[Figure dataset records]
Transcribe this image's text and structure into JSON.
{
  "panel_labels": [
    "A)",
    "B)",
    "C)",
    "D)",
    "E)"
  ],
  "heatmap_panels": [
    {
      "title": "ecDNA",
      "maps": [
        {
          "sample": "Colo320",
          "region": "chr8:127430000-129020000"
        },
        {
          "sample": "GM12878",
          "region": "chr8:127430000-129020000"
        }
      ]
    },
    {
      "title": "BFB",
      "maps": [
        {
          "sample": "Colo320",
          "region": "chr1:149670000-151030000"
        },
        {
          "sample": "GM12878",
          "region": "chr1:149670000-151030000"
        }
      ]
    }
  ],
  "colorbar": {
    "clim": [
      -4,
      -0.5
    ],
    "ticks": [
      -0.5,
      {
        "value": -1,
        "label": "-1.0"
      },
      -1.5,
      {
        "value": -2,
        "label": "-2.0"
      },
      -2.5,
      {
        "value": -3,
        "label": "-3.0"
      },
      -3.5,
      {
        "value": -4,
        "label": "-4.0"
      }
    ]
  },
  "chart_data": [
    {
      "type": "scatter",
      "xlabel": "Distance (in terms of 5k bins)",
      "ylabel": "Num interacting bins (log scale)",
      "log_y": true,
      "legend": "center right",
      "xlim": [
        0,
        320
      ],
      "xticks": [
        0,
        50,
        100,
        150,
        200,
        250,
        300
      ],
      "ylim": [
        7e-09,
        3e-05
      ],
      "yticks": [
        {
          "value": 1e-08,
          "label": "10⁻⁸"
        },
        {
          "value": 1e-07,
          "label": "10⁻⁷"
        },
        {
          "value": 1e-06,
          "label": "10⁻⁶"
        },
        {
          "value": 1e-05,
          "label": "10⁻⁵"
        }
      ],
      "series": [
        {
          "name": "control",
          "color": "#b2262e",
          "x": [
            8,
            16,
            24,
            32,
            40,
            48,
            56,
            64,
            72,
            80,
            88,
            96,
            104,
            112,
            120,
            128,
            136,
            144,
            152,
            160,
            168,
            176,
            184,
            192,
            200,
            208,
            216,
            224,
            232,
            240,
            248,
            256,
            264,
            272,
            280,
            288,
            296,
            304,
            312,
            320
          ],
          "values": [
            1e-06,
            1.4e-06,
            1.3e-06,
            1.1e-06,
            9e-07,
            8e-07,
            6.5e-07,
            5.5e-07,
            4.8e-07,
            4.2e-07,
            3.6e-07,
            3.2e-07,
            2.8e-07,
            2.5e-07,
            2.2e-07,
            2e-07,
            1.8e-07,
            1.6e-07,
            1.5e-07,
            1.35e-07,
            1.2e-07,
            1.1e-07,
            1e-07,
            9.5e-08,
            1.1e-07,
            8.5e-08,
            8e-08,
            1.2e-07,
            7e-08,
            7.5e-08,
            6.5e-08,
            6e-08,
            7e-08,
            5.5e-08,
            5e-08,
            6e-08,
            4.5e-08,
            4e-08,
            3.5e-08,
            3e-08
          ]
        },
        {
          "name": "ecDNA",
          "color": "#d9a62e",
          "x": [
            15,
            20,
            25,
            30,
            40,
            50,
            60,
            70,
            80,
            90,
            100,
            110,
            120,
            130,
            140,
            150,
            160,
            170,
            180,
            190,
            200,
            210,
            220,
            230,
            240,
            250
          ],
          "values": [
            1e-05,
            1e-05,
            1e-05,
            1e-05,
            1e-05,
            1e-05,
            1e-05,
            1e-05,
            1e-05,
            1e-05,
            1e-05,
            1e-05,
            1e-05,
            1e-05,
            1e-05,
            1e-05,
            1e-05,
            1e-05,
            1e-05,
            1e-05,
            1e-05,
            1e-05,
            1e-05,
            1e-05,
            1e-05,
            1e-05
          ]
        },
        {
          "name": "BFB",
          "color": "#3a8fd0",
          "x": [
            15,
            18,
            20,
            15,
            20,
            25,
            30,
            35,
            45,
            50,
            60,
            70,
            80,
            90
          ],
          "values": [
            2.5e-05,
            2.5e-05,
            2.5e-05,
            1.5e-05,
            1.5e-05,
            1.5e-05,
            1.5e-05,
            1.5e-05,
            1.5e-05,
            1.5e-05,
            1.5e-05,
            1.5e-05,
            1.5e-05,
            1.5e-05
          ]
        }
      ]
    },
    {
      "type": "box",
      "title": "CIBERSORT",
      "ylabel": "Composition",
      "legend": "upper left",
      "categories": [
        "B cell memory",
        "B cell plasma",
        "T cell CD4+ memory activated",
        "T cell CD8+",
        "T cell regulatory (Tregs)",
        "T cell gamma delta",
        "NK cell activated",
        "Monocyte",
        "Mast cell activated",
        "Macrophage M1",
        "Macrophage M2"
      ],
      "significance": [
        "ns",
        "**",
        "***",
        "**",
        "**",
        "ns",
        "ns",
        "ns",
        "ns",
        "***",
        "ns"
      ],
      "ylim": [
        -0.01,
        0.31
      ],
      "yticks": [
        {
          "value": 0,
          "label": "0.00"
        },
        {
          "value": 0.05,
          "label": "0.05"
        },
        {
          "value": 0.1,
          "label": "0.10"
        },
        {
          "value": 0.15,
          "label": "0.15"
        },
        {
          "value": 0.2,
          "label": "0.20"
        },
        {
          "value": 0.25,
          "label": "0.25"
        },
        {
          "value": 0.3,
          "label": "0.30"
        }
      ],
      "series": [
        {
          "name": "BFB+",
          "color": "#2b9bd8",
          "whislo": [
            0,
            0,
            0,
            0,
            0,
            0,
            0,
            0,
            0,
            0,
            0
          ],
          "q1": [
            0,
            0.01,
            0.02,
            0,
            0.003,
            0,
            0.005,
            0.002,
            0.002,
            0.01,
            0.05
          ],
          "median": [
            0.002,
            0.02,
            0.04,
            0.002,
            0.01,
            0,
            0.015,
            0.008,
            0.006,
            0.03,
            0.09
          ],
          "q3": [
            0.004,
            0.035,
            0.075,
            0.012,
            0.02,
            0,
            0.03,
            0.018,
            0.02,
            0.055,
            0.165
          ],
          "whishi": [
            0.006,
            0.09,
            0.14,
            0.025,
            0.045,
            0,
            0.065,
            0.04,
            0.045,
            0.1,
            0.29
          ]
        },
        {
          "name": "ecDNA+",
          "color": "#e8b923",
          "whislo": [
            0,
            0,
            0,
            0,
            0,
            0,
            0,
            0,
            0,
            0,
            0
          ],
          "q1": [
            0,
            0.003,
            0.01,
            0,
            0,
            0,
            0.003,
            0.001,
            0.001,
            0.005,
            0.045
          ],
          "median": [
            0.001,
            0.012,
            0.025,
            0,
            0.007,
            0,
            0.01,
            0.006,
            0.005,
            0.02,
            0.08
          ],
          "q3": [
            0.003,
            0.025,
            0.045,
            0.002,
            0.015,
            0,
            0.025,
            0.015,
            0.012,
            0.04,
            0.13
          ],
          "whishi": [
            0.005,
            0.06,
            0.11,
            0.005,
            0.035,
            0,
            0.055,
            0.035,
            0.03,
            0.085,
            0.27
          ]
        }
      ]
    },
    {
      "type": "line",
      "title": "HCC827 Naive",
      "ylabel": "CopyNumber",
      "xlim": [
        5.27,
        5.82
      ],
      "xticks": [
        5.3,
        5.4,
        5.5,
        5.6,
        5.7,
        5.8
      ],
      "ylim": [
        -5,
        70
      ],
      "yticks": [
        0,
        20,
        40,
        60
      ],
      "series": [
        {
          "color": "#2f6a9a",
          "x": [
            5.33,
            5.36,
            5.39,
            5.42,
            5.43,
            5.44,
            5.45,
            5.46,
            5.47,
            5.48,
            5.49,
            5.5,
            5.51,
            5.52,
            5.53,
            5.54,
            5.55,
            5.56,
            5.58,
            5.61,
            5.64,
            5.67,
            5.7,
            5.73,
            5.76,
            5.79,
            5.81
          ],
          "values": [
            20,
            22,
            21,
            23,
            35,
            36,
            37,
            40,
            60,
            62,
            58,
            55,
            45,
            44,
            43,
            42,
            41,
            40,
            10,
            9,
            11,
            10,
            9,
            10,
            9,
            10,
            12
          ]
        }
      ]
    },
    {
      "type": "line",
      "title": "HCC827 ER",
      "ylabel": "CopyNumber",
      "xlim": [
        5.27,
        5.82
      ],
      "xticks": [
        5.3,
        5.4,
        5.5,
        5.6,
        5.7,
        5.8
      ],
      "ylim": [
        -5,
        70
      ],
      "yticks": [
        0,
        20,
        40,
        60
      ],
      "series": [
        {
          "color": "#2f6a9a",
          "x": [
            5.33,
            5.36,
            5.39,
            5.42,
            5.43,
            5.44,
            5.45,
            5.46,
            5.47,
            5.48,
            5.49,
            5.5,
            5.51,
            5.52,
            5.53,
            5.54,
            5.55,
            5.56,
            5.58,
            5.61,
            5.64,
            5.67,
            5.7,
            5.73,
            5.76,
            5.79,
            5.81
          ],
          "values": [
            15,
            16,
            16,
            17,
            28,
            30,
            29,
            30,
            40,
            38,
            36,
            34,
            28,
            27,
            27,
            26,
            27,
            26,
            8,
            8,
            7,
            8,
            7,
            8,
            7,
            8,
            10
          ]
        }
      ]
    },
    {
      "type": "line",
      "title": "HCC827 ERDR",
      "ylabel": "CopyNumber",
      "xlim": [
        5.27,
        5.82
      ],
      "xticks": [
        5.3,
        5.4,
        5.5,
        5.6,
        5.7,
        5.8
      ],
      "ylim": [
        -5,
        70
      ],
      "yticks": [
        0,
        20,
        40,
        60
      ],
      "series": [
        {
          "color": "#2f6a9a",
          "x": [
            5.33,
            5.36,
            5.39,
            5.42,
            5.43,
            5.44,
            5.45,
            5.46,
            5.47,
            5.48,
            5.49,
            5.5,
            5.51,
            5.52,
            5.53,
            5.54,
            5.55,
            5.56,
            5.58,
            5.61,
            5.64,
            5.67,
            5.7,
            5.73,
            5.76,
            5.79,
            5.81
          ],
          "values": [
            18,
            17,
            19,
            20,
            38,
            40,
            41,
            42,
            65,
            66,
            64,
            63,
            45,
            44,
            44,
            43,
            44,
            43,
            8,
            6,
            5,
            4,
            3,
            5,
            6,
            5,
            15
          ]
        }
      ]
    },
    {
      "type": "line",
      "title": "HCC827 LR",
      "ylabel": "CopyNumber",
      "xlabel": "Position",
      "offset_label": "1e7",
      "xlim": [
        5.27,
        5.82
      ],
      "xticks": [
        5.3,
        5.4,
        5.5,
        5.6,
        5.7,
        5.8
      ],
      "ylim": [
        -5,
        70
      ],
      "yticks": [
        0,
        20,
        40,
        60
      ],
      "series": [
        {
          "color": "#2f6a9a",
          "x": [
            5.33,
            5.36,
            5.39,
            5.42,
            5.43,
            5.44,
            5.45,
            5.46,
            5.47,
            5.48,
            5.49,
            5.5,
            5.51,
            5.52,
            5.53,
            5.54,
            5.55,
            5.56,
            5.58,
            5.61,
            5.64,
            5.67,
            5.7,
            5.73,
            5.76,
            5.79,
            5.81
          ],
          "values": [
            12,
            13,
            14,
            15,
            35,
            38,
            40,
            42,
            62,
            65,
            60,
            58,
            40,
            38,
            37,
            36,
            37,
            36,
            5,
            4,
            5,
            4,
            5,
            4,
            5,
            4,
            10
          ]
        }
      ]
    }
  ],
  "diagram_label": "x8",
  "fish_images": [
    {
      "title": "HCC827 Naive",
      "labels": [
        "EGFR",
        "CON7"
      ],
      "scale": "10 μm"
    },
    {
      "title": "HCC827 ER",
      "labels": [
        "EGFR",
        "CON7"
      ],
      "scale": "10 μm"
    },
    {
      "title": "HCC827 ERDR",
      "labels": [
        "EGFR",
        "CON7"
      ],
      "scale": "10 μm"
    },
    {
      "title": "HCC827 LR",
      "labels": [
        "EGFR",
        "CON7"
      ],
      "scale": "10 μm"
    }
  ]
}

| Stated task |
Of the lines above, how many contain the string "name"? Only the number is required.

| The solution |
5